■ Given exercise
Select all lines with the string "Periode" in them, and copy those lines.

---------- Data

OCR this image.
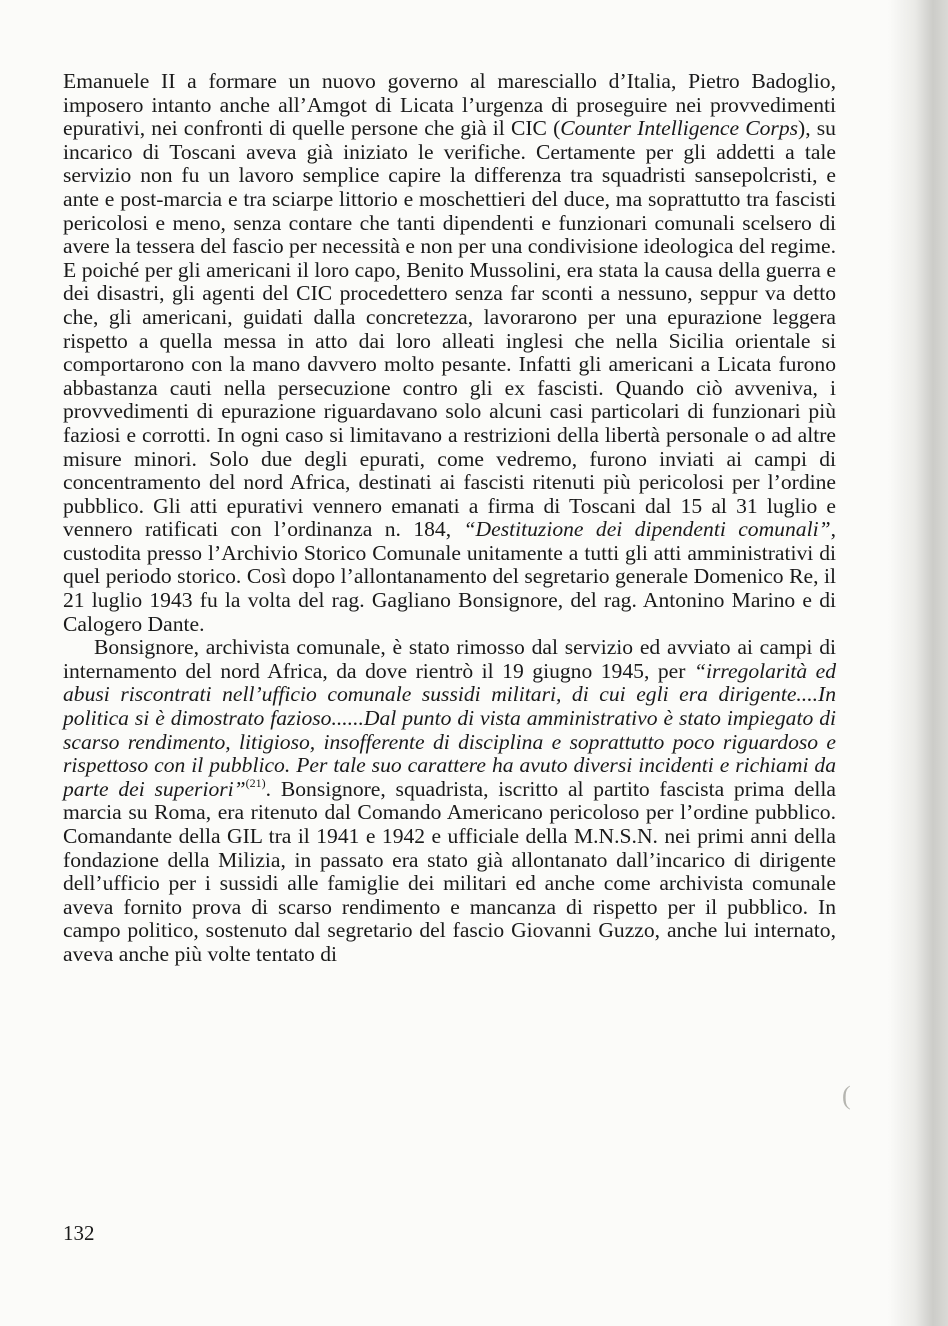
Emanuele II a formare un nuovo governo al maresciallo d’Italia, Pietro Badoglio, imposero intanto anche all’Amgot di Licata l’urgenza di proseguire nei provvedimenti epurativi, nei confronti di quelle persone che già il CIC (Counter Intelligence Corps), su incarico di Toscani aveva già iniziato le verifiche. Certamente per gli addetti a tale servizio non fu un lavoro semplice capire la differenza tra squadristi sansepolcristi, e ante e post-marcia e tra sciarpe littorio e moschettieri del duce, ma soprattutto tra fascisti pericolosi e meno, senza contare che tanti dipendenti e funzionari comunali scelsero di avere la tessera del fascio per necessità e non per una condivisione ideologica del regime. E poiché per gli americani il loro capo, Benito Mussolini, era stata la causa della guerra e dei disastri, gli agenti del CIC procedettero senza far sconti a nessuno, seppur va detto che, gli americani, guidati dalla concretezza, lavorarono per una epurazione leggera rispetto a quella messa in atto dai loro alleati inglesi che nella Sicilia orientale si comportarono con la mano davvero molto pesante. Infatti gli americani a Licata furono abbastanza cauti nella persecuzione contro gli ex fascisti. Quando ciò avveniva, i provvedimenti di epurazione riguardavano solo alcuni casi particolari di funzionari più faziosi e corrotti. In ogni caso si limitavano a restrizioni della libertà personale o ad altre misure minori. Solo due degli epurati, come vedremo, furono inviati ai campi di concentramento del nord Africa, destinati ai fascisti ritenuti più pericolosi per l’ordine pubblico. Gli atti epurativi vennero emanati a firma di Toscani dal 15 al 31 luglio e vennero ratificati con l’ordinanza n. 184, “Destituzione dei dipendenti comunali”, custodita presso l’Archivio Storico Comunale unitamente a tutti gli atti amministrativi di quel periodo storico. Così dopo l’allontanamento del segretario generale Domenico Re, il 21 luglio 1943 fu la volta del rag. Gagliano Bonsignore, del rag. Antonino Marino e di Calogero Dante.

Bonsignore, archivista comunale, è stato rimosso dal servizio ed avviato ai campi di internamento del nord Africa, da dove rientrò il 19 giugno 1945, per “irregolarità ed abusi riscontrati nell’ufficio comunale sussidi militari, di cui egli era dirigente....In politica si è dimostrato fazioso......Dal punto di vista amministrativo è stato impiegato di scarso rendimento, litigioso, insofferente di disciplina e soprattutto poco riguardoso e rispettoso con il pubblico. Per tale suo carattere ha avuto diversi incidenti e richiami da parte dei superiori”$^{(21)}$. Bonsignore, squadrista, iscritto al partito fascista prima della marcia su Roma, era ritenuto dal Comando Americano pericoloso per l’ordine pubblico. Comandante della GIL tra il 1941 e 1942 e ufficiale della M.N.S.N. nei primi anni della fondazione della Milizia, in passato era stato già allontanato dall’incarico di dirigente dell’ufficio per i sussidi alle famiglie dei militari ed anche come archivista comunale aveva fornito prova di scarso rendimento e mancanza di rispetto per il pubblico. In campo politico, sostenuto dal segretario del fascio Giovanni Guzzo, anche lui internato, aveva anche più volte tentato di

(
132
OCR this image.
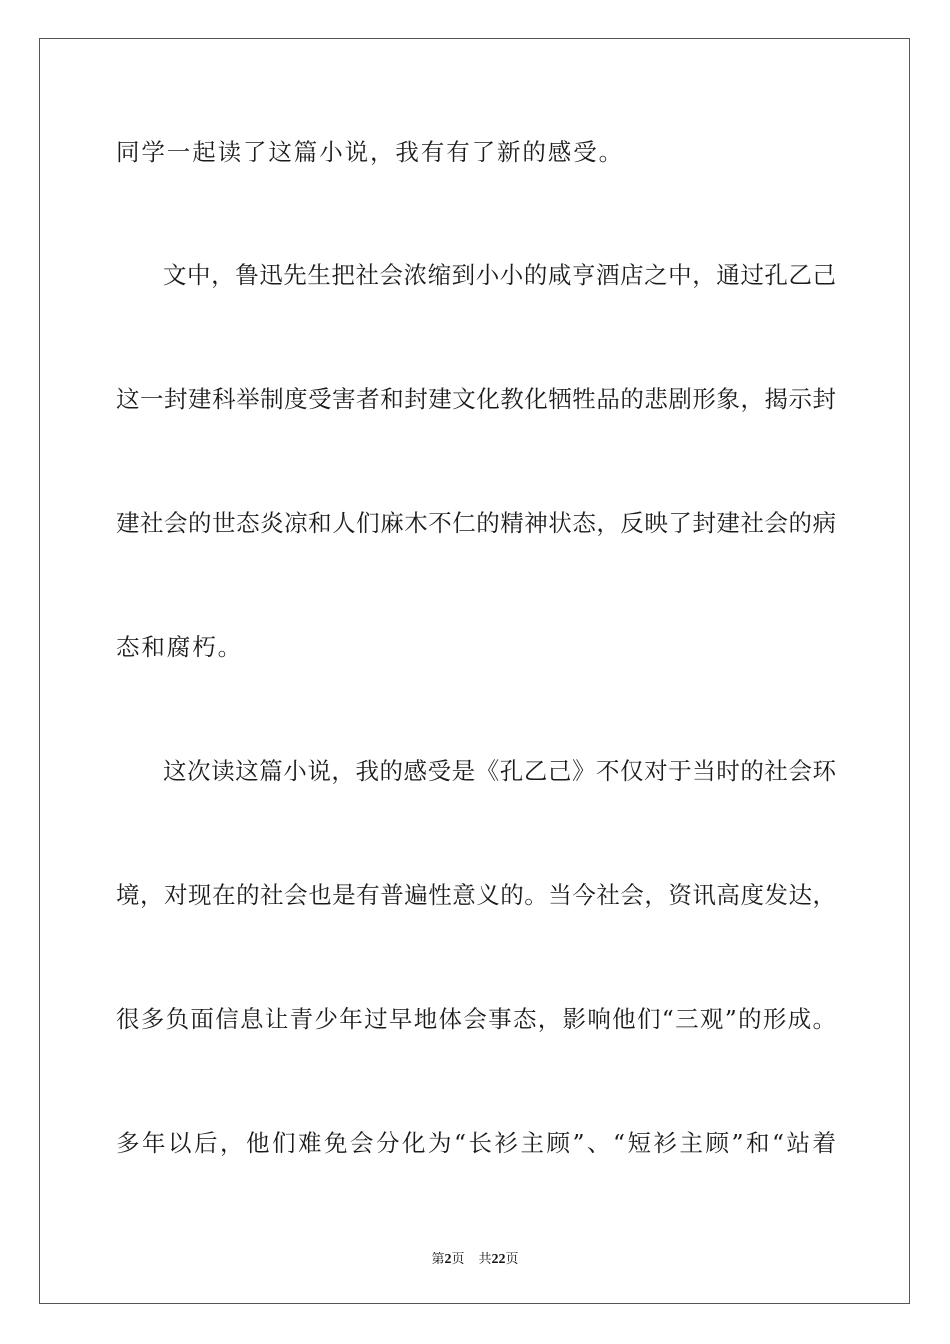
同学一起读了这篇小说，我有有了新的感受。
文中，鲁迅先生把社会浓缩到小小的咸亨酒店之中，通过孔乙己
这一封建科举制度受害者和封建文化教化牺牲品的悲剧形象，揭示封
建社会的世态炎凉和人们麻木不仁的精神状态，反映了封建社会的病
态和腐朽。
这次读这篇小说，我的感受是《孔乙己》不仅对于当时的社会环
境，对现在的社会也是有普遍性意义的。当今社会，资讯高度发达，
很多负面信息让青少年过早地体会事态，影响他们“三观”的形成。
多年以后，他们难免会分化为“长衫主顾”、“短衫主顾”和“站着
第2页 共22页
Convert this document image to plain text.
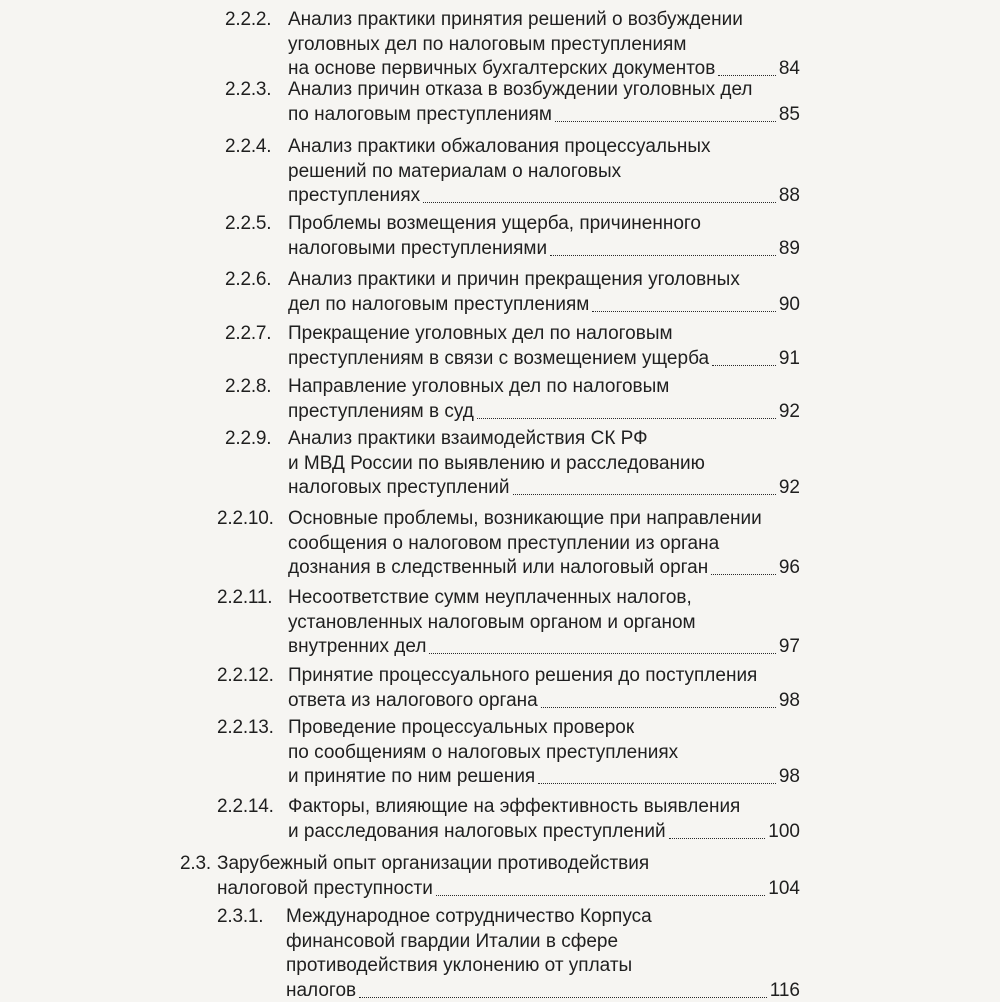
2.2.2. Анализ практики принятия решений о возбуждении
уголовных дел по налоговым преступлениям
на основе первичных бухгалтерских документов	84
2.2.3. Анализ причин отказа в возбуждении уголовных дел
по налоговым преступлениям	85
2.2.4. Анализ практики обжалования процессуальных
решений по материалам о налоговых
преступлениях	88
2.2.5. Проблемы возмещения ущерба, причиненного
налоговыми преступлениями	89
2.2.6. Анализ практики и причин прекращения уголовных
дел по налоговым преступлениям	90
2.2.7. Прекращение уголовных дел по налоговым
преступлениям в связи с возмещением ущерба	91
2.2.8. Направление уголовных дел по налоговым
преступлениям в суд	92
2.2.9. Анализ практики взаимодействия СК РФ
и МВД России по выявлению и расследованию
налоговых преступлений	92
2.2.10. Основные проблемы, возникающие при направлении
сообщения о налоговом преступлении из органа
дознания в следственный или налоговый орган	96
2.2.11. Несоответствие сумм неуплаченных налогов,
установленных налоговым органом и органом
внутренних дел	97
2.2.12. Принятие процессуального решения до поступления
ответа из налогового органа	98
2.2.13. Проведение процессуальных проверок
по сообщениям о налоговых преступлениях
и принятие по ним решения	98
2.2.14. Факторы, влияющие на эффективность выявления
и расследования налоговых преступлений	100
2.3. Зарубежный опыт организации противодействия
налоговой преступности	104
2.3.1. Международное сотрудничество Корпуса
финансовой гвардии Италии в сфере
противодействия уклонению от уплаты
налогов	116
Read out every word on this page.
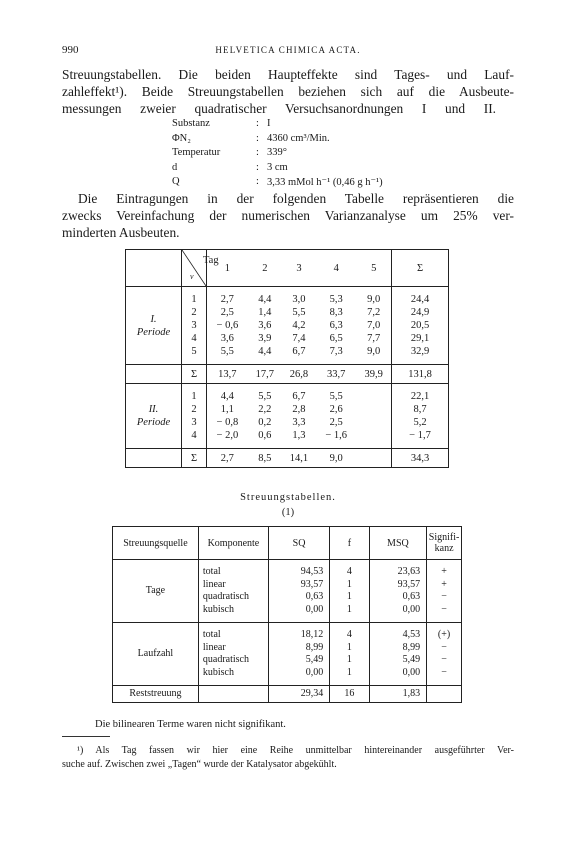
990	HELVETICA CHIMICA ACTA.
Streuungstabellen. Die beiden Haupteffekte sind Tages- und Lauf-
zahleffekt¹). Beide Streuungstabellen beziehen sich auf die Ausbeute-
messungen zweier quadratischer Versuchsanordnungen I und II.
Substanz	: I
ΦN₂	: 4360 cm³/Min.
Temperatur	: 339°
d	: 3 cm
Q	: 3,33 mMol h⁻¹ (0,46 g h⁻¹)
Die Eintragungen in der folgenden Tabelle repräsentieren die
zwecks Vereinfachung der numerischen Varianzanalyse um 25% ver-
minderten Ausbeuten.

	Tag
ν	1	2	3	4	5	Σ

I.
Periode	1	2,7	4,4	3,0	5,3	9,0	24,4
	2	2,5	1,4	5,5	8,3	7,2	24,9
	3	− 0,6	3,6	4,2	6,3	7,0	20,5
	4	3,6	3,9	7,4	6,5	7,7	29,1
	5	5,5	4,4	6,7	7,3	9,0	32,9

	Σ	13,7	17,7	26,8	33,7	39,9	131,8

II.
Periode	1	4,4	5,5	6,7	5,5		22,1
	2	1,1	2,2	2,8	2,6		8,7
	3	− 0,8	0,2	3,3	2,5		5,2
	4	− 2,0	0,6	1,3	− 1,6		− 1,7

	Σ	2,7	8,5	14,1	9,0		34,3
Streuungstabellen.
(1)
Streuungsquelle	Komponente	SQ	f	MSQ	Signifi-
kanz

Tage	total	94,53	4	23,63	+
	linear	93,57	1	93,57	+
	quadratisch	0,63	1	0,63	−
	kubisch	0,00	1	0,00	−

Laufzahl	total	18,12	4	4,53	(+)
	linear	8,99	1	8,99	−
	quadratisch	5,49	1	5,49	−
	kubisch	0,00	1	0,00	−

Reststreuung		29,34	16	1,83	
Die bilinearen Terme waren nicht signifikant.
¹) Als Tag fassen wir hier eine Reihe unmittelbar hintereinander ausgeführter Ver-
suche auf. Zwischen zwei „Tagen“ wurde der Katalysator abgekühlt.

--------------------

■ Output for this exercise
Periode	1	2,7	4,4	3,0	5,3	9,0	24,4
Periode	1	4,4	5,5	6,7	5,5		22,1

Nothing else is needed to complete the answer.